§ REQUIREMENTS:
Give the entries again exactly, every one of them.

-------------------------

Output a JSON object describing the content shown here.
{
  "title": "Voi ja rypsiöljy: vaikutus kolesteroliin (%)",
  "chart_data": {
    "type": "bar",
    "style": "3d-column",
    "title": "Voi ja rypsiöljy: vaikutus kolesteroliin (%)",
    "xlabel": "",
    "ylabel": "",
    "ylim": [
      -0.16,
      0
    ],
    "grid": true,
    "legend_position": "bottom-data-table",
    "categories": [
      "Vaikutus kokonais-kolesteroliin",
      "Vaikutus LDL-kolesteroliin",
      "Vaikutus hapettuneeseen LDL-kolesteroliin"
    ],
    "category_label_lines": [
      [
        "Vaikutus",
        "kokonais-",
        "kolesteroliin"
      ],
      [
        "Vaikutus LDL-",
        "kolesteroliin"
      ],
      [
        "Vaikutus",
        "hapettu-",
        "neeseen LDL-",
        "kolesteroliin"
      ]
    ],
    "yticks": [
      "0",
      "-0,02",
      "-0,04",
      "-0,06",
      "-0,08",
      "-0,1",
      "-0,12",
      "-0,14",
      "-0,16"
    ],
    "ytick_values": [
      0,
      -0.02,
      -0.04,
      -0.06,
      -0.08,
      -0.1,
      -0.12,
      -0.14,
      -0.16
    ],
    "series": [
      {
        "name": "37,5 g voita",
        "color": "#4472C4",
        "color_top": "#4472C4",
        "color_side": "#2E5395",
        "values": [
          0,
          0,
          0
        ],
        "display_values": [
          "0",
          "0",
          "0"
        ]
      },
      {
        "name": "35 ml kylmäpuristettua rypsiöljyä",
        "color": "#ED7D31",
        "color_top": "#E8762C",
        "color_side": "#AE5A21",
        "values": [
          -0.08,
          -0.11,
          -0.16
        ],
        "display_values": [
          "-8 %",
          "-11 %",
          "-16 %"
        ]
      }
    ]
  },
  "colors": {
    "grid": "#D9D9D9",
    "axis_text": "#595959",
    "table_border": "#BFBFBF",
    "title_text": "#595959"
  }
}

-------------------------

§ RESULT:
Output a JSON object describing the content shown here.
{
  "title": "Voi ja rypsiöljy: vaikutus kolesteroliin (%)",
  "chart_data": {
    "type": "bar",
    "style": "3d-column",
    "title": "Voi ja rypsiöljy: vaikutus kolesteroliin (%)",
    "xlabel": "",
    "ylabel": "",
    "ylim": [
      -0.16,
      0
    ],
    "grid": true,
    "legend_position": "bottom-data-table",
    "categories": [
      "Vaikutus kokonais-kolesteroliin",
      "Vaikutus LDL-kolesteroliin",
      "Vaikutus hapettuneeseen LDL-kolesteroliin"
    ],
    "category_label_lines": [
      [
        "Vaikutus",
        "kokonais-",
        "kolesteroliin"
      ],
      [
        "Vaikutus LDL-",
        "kolesteroliin"
      ],
      [
        "Vaikutus",
        "hapettu-",
        "neeseen LDL-",
        "kolesteroliin"
      ]
    ],
    "yticks": [
      "0",
      "-0,02",
      "-0,04",
      "-0,06",
      "-0,08",
      "-0,1",
      "-0,12",
      "-0,14",
      "-0,16"
    ],
    "ytick_values": [
      0,
      -0.02,
      -0.04,
      -0.06,
      -0.08,
      -0.1,
      -0.12,
      -0.14,
      -0.16
    ],
    "series": [
      {
        "name": "37,5 g voita",
        "color": "#4472C4",
        "color_top": "#4472C4",
        "color_side": "#2E5395",
        "values": [
          0,
          0,
          0
        ],
        "display_values": [
          "0",
          "0",
          "0"
        ]
      },
      {
        "name": "35 ml kylmäpuristettua rypsiöljyä",
        "color": "#ED7D31",
        "color_top": "#E8762C",
        "color_side": "#AE5A21",
        "values": [
          -0.08,
          -0.11,
          -0.16
        ],
        "display_values": [
          "-8 %",
          "-11 %",
          "-16 %"
        ]
      }
    ]
  },
  "colors": {
    "grid": "#D9D9D9",
    "axis_text": "#595959",
    "table_border": "#BFBFBF",
    "title_text": "#595959"
  }
}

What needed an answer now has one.